Data shown:

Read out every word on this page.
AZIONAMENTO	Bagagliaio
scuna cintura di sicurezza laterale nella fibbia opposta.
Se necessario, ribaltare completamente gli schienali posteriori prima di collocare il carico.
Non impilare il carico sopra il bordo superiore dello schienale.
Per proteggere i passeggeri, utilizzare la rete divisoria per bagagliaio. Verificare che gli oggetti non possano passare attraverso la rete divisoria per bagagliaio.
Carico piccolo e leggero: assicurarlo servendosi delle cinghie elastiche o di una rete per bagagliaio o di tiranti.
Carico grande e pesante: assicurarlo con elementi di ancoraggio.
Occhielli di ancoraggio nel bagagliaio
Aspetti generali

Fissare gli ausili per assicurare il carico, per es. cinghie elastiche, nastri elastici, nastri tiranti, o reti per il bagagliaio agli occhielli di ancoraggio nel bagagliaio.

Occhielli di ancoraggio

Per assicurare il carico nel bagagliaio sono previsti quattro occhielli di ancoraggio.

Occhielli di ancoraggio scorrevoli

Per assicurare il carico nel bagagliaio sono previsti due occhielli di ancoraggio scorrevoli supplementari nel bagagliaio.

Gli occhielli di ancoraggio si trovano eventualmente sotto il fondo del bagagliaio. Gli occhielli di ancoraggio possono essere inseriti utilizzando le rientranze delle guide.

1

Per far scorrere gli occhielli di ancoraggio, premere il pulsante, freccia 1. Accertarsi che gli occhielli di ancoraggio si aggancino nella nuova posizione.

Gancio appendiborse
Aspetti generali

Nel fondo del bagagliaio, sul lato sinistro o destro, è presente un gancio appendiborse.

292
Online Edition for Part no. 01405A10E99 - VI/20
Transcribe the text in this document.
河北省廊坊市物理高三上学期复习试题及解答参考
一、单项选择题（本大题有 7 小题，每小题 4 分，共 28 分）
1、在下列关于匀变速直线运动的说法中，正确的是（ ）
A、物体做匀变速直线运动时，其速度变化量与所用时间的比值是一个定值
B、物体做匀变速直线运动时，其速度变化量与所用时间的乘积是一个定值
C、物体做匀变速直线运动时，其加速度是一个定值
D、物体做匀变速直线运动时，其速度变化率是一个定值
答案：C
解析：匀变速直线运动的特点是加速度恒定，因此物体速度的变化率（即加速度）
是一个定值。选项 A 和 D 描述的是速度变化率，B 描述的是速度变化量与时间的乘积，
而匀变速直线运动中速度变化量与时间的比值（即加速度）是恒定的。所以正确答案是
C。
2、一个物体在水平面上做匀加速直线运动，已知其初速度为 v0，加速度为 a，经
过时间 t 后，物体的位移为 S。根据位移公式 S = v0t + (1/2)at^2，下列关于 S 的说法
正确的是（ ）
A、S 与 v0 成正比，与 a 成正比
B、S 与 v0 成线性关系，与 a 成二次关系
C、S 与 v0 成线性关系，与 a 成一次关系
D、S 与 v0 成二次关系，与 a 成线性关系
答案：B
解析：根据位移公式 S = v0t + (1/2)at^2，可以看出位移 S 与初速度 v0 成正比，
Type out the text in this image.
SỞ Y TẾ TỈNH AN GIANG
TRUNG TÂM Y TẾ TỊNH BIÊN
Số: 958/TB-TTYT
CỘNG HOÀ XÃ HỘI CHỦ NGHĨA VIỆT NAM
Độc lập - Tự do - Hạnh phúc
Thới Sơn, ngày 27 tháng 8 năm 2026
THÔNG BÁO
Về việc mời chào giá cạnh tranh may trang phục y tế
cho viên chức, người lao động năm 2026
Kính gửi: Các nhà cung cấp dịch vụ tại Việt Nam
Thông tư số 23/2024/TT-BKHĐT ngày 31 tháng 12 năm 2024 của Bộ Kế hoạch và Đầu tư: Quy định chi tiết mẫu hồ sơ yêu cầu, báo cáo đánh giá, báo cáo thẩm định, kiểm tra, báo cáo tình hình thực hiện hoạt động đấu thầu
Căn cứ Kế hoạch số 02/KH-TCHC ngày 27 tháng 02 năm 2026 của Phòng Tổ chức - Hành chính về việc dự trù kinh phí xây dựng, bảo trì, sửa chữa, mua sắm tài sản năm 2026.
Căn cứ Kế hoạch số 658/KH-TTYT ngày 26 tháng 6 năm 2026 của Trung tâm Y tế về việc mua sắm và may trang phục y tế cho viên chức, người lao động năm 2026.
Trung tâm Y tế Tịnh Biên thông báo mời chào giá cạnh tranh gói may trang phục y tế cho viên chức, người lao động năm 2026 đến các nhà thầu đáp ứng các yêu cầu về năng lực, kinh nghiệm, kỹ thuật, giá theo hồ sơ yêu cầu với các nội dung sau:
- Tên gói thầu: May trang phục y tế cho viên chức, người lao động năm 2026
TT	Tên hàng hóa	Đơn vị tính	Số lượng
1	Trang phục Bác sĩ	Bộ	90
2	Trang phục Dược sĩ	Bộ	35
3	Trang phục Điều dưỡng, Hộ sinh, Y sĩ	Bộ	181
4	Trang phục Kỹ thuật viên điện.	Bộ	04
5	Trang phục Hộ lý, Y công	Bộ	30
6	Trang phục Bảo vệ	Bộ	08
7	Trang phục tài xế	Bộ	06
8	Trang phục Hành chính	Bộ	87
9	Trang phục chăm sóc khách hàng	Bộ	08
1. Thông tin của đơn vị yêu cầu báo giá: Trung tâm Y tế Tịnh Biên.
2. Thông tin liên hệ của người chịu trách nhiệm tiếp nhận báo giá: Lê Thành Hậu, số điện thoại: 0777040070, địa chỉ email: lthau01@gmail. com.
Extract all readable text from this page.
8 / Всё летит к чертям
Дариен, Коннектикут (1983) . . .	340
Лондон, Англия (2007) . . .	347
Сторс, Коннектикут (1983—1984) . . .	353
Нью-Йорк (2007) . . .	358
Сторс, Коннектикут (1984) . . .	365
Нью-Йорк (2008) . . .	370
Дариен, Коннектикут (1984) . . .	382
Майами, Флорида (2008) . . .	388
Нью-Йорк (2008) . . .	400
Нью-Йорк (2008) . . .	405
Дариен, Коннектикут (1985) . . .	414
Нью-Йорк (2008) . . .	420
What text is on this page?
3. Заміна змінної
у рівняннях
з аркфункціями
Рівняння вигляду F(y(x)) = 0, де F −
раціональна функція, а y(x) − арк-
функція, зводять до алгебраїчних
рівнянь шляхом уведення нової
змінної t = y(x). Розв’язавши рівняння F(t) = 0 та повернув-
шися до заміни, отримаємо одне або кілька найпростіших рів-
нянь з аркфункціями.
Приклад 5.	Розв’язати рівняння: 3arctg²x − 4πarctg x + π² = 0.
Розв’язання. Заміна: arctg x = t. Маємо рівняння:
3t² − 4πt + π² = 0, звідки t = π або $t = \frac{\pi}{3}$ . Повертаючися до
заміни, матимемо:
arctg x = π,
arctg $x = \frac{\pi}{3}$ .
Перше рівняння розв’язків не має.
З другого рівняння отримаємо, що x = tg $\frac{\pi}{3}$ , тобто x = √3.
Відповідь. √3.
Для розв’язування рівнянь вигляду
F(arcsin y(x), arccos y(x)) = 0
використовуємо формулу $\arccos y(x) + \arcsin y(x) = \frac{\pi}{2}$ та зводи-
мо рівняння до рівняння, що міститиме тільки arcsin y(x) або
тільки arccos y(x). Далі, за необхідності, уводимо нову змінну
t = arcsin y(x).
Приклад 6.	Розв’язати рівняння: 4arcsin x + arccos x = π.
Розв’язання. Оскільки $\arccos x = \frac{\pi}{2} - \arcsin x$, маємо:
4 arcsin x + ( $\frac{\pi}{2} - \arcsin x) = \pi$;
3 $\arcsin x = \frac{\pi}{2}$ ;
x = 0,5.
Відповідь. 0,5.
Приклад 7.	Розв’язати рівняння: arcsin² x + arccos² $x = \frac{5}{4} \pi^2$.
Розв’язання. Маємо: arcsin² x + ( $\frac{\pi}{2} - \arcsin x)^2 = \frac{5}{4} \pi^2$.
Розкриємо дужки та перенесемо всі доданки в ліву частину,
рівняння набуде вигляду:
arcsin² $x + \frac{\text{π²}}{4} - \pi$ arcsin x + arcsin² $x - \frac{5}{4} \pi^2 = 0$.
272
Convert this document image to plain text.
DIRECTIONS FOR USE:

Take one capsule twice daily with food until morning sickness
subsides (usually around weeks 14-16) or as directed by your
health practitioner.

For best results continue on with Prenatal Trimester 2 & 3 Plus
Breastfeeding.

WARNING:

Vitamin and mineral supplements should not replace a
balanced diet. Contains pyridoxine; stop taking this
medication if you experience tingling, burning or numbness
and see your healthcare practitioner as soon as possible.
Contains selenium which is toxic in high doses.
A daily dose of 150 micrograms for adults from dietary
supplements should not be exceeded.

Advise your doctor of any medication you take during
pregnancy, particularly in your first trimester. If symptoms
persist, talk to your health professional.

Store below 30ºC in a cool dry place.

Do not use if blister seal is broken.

Stated goal:
Print the line containing "Convert this document image to plain text." and every line after it to the end of the records above, exactly as written, and nothing else.

Answer:
Convert this document image to plain text.
DIRECTIONS FOR USE:

Take one capsule twice daily with food until morning sickness
subsides (usually around weeks 14-16) or as directed by your
health practitioner.

For best results continue on with Prenatal Trimester 2 & 3 Plus
Breastfeeding.

WARNING:

Vitamin and mineral supplements should not replace a
balanced diet. Contains pyridoxine; stop taking this
medication if you experience tingling, burning or numbness
and see your healthcare practitioner as soon as possible.
Contains selenium which is toxic in high doses.
A daily dose of 150 micrograms for adults from dietary
supplements should not be exceeded.

Advise your doctor of any medication you take during
pregnancy, particularly in your first trimester. If symptoms
persist, talk to your health professional.

Store below 30ºC in a cool dry place.

Do not use if blister seal is broken.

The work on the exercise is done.